[Begin Provided records]

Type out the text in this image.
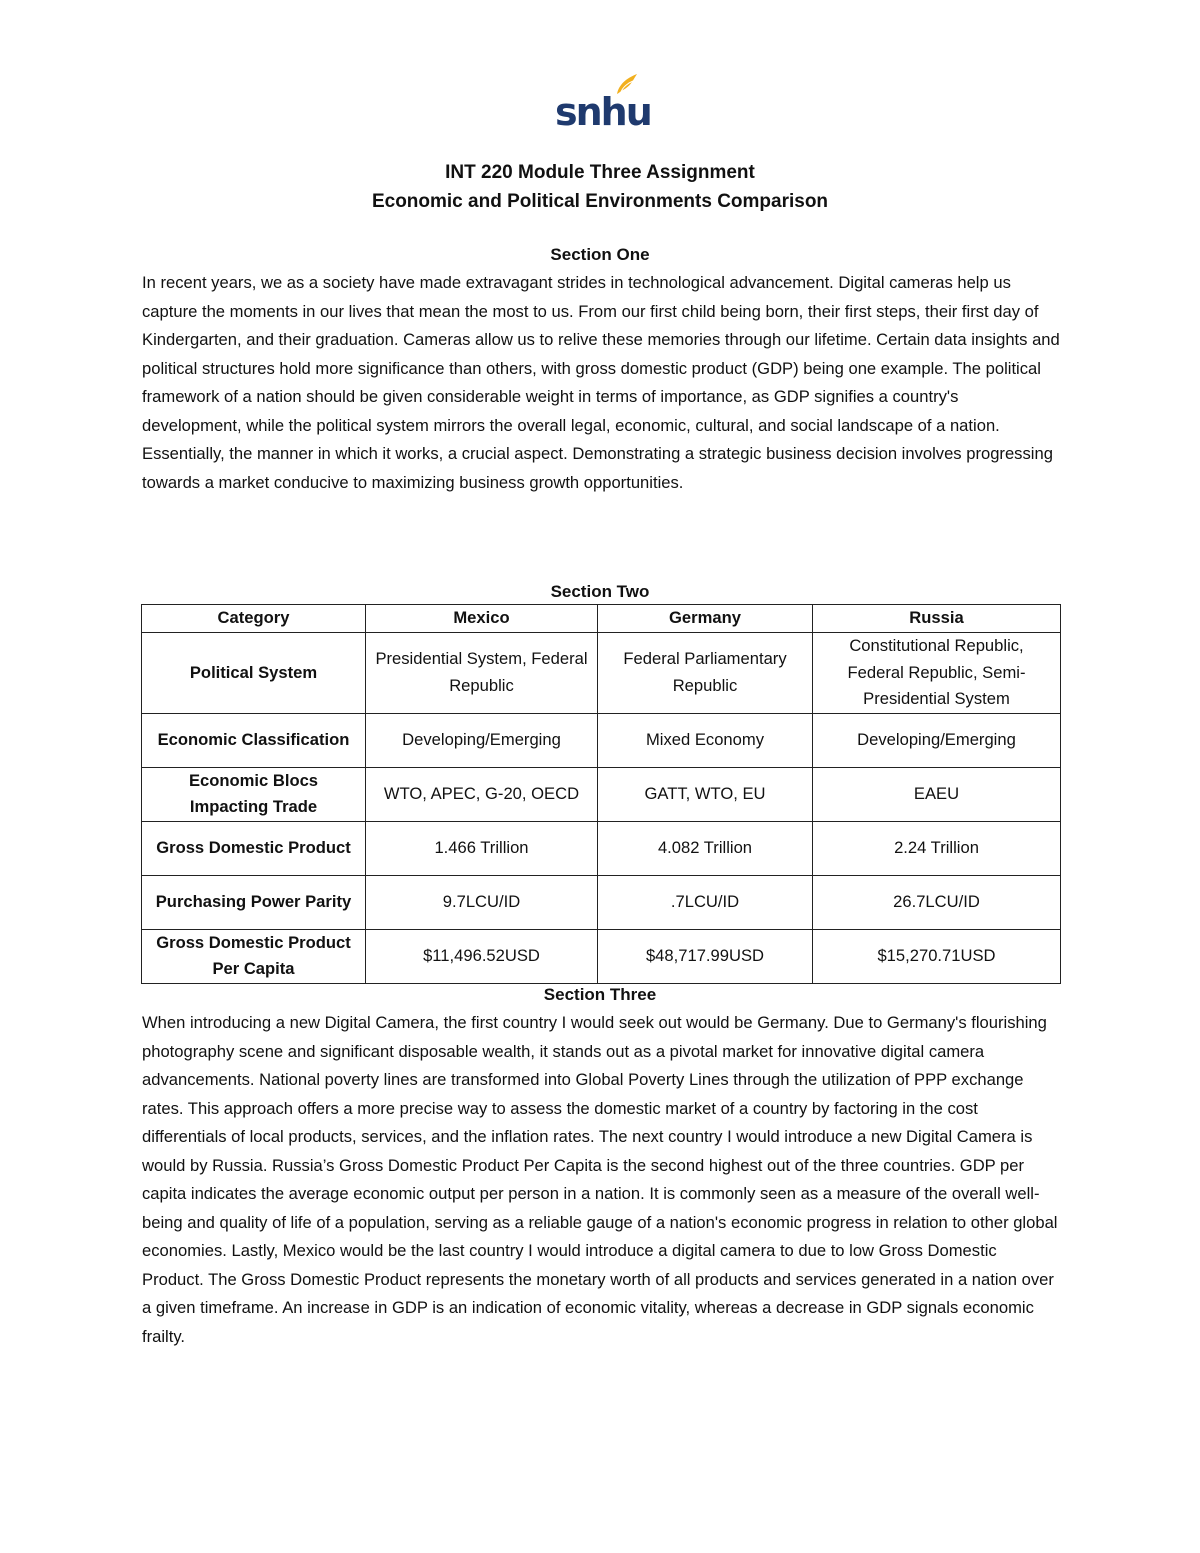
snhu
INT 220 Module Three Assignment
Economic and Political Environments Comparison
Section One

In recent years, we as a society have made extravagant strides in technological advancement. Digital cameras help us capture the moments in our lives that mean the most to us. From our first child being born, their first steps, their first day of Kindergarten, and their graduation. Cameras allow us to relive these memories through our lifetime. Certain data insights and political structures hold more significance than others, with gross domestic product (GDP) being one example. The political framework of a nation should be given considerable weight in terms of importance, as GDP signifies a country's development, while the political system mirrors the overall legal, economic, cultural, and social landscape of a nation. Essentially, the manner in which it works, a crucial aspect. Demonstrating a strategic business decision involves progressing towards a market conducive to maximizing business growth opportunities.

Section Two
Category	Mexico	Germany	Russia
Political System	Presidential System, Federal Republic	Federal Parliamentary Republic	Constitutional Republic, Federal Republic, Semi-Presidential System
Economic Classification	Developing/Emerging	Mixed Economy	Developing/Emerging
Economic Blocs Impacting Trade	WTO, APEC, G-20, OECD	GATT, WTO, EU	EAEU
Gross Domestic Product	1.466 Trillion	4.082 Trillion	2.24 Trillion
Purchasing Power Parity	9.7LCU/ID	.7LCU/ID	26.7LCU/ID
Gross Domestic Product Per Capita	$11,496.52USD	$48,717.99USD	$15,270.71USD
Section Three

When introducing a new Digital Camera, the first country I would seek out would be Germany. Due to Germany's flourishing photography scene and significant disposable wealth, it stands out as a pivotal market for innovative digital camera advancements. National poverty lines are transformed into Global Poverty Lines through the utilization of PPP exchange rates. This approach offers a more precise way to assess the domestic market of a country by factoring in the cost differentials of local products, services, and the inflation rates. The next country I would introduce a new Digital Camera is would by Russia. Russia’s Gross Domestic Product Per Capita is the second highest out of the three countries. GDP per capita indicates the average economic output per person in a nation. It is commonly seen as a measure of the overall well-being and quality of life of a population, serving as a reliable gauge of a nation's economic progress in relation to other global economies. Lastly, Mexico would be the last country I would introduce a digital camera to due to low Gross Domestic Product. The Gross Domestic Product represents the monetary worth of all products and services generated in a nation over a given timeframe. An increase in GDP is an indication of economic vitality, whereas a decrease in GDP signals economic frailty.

[End Provided records]

Problem description -> Go through the entries above and print each one exactly, minus the pictures.

Answer in full ->
Type out the text in this image.
snhu
INT 220 Module Three Assignment
Economic and Political Environments Comparison
Section One

In recent years, we as a society have made extravagant strides in technological advancement. Digital cameras help us capture the moments in our lives that mean the most to us. From our first child being born, their first steps, their first day of Kindergarten, and their graduation. Cameras allow us to relive these memories through our lifetime. Certain data insights and political structures hold more significance than others, with gross domestic product (GDP) being one example. The political framework of a nation should be given considerable weight in terms of importance, as GDP signifies a country's development, while the political system mirrors the overall legal, economic, cultural, and social landscape of a nation. Essentially, the manner in which it works, a crucial aspect. Demonstrating a strategic business decision involves progressing towards a market conducive to maximizing business growth opportunities.

Section Two
Category	Mexico	Germany	Russia
Political System	Presidential System, Federal Republic	Federal Parliamentary Republic	Constitutional Republic, Federal Republic, Semi-Presidential System
Economic Classification	Developing/Emerging	Mixed Economy	Developing/Emerging
Economic Blocs Impacting Trade	WTO, APEC, G-20, OECD	GATT, WTO, EU	EAEU
Gross Domestic Product	1.466 Trillion	4.082 Trillion	2.24 Trillion
Purchasing Power Parity	9.7LCU/ID	.7LCU/ID	26.7LCU/ID
Gross Domestic Product Per Capita	$11,496.52USD	$48,717.99USD	$15,270.71USD
Section Three

When introducing a new Digital Camera, the first country I would seek out would be Germany. Due to Germany's flourishing photography scene and significant disposable wealth, it stands out as a pivotal market for innovative digital camera advancements. National poverty lines are transformed into Global Poverty Lines through the utilization of PPP exchange rates. This approach offers a more precise way to assess the domestic market of a country by factoring in the cost differentials of local products, services, and the inflation rates. The next country I would introduce a new Digital Camera is would by Russia. Russia’s Gross Domestic Product Per Capita is the second highest out of the three countries. GDP per capita indicates the average economic output per person in a nation. It is commonly seen as a measure of the overall well-being and quality of life of a population, serving as a reliable gauge of a nation's economic progress in relation to other global economies. Lastly, Mexico would be the last country I would introduce a digital camera to due to low Gross Domestic Product. The Gross Domestic Product represents the monetary worth of all products and services generated in a nation over a given timeframe. An increase in GDP is an indication of economic vitality, whereas a decrease in GDP signals economic frailty.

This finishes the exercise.